## begin
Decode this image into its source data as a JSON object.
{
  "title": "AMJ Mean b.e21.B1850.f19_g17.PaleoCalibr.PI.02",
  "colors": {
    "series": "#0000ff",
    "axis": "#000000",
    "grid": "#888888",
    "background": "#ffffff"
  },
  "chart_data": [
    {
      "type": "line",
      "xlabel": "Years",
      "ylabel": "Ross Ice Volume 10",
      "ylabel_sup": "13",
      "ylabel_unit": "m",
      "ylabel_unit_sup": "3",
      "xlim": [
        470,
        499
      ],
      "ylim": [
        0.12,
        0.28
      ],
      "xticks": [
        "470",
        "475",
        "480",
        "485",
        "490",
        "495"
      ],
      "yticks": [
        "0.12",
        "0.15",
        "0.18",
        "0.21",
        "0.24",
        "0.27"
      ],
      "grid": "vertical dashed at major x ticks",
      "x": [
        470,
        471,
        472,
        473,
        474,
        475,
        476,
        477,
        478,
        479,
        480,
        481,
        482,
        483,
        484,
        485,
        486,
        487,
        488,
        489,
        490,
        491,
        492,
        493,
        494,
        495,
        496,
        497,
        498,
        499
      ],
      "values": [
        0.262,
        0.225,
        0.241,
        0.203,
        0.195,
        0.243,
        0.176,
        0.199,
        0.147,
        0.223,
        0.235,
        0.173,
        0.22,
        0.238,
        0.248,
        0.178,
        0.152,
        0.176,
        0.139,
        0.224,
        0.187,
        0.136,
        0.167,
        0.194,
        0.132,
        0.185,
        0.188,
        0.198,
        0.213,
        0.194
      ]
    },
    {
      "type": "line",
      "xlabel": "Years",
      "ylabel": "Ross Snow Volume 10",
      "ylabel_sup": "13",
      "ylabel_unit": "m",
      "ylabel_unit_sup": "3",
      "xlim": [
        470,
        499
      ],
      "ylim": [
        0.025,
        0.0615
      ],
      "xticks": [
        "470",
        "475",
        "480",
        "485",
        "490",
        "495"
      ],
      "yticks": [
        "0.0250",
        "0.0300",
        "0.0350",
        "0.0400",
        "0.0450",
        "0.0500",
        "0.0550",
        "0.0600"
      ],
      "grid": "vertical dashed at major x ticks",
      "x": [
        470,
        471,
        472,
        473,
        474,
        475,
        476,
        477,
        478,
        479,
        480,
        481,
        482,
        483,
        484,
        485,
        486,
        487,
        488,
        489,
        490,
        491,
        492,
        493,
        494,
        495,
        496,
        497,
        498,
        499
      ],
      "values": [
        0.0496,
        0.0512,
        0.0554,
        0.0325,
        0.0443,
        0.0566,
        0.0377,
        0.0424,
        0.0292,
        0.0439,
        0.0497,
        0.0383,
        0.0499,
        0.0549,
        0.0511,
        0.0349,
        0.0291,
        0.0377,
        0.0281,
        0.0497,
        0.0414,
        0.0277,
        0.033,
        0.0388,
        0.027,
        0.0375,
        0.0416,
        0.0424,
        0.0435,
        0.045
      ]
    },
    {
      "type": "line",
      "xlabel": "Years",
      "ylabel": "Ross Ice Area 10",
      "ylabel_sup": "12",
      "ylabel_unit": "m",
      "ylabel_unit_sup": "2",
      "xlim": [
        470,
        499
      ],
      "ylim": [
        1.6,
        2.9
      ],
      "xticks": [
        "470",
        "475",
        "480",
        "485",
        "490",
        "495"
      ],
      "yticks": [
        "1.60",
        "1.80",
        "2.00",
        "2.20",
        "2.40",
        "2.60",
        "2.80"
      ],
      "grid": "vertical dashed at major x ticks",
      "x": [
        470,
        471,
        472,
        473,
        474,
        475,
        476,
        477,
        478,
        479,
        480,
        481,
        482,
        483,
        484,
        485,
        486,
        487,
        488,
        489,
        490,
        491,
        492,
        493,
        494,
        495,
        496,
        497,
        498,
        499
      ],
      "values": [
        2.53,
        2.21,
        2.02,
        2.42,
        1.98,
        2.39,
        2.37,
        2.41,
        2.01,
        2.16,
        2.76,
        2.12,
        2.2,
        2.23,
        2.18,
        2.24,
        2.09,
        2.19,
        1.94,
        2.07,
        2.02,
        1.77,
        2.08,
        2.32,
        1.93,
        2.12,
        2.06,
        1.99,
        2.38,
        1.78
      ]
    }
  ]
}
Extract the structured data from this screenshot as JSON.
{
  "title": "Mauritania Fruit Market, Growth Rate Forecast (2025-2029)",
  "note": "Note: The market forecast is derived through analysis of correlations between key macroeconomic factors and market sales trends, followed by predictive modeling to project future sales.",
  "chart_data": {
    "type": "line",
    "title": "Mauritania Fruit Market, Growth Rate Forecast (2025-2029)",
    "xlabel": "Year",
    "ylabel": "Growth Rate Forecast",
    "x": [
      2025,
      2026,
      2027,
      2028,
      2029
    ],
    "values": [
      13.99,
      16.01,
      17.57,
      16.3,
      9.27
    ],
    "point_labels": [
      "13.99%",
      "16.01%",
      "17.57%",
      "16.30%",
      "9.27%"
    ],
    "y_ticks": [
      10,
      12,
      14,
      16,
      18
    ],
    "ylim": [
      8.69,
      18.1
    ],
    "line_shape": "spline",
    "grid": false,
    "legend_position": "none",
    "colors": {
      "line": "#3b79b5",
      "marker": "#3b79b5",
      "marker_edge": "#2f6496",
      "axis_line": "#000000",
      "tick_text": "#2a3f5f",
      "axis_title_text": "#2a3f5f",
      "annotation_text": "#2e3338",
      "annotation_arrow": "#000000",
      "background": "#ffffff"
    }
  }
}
## end
» Required work
Gather each line of the listing containing the word "JSON" and show it.

» Full response
Decode this image into its source data as a JSON object.
Extract the structured data from this screenshot as JSON.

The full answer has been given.